>> begin DATA TO PROCESS

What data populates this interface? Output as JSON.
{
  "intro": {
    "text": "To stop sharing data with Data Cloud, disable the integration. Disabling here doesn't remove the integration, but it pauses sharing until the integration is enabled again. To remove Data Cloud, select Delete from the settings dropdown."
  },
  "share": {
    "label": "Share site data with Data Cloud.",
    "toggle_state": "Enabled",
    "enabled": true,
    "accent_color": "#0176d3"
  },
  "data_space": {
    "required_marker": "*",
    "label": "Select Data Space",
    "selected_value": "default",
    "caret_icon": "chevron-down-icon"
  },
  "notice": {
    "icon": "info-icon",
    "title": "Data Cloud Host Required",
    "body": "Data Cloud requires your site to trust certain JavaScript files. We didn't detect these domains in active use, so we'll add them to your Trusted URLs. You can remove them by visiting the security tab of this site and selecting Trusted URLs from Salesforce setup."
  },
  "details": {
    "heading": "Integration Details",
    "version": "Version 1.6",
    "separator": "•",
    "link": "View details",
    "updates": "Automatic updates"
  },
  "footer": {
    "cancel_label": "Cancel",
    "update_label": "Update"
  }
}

>> end DATA TO PROCESS

## WRITTEN PROBLEM
The whole listing above needs to be written out again exactly.

## SOLUTION FOR THIS PROBLEM
What data populates this interface? Output as JSON.
{
  "intro": {
    "text": "To stop sharing data with Data Cloud, disable the integration. Disabling here doesn't remove the integration, but it pauses sharing until the integration is enabled again. To remove Data Cloud, select Delete from the settings dropdown."
  },
  "share": {
    "label": "Share site data with Data Cloud.",
    "toggle_state": "Enabled",
    "enabled": true,
    "accent_color": "#0176d3"
  },
  "data_space": {
    "required_marker": "*",
    "label": "Select Data Space",
    "selected_value": "default",
    "caret_icon": "chevron-down-icon"
  },
  "notice": {
    "icon": "info-icon",
    "title": "Data Cloud Host Required",
    "body": "Data Cloud requires your site to trust certain JavaScript files. We didn't detect these domains in active use, so we'll add them to your Trusted URLs. You can remove them by visiting the security tab of this site and selecting Trusted URLs from Salesforce setup."
  },
  "details": {
    "heading": "Integration Details",
    "version": "Version 1.6",
    "separator": "•",
    "link": "View details",
    "updates": "Automatic updates"
  },
  "footer": {
    "cancel_label": "Cancel",
    "update_label": "Update"
  }
}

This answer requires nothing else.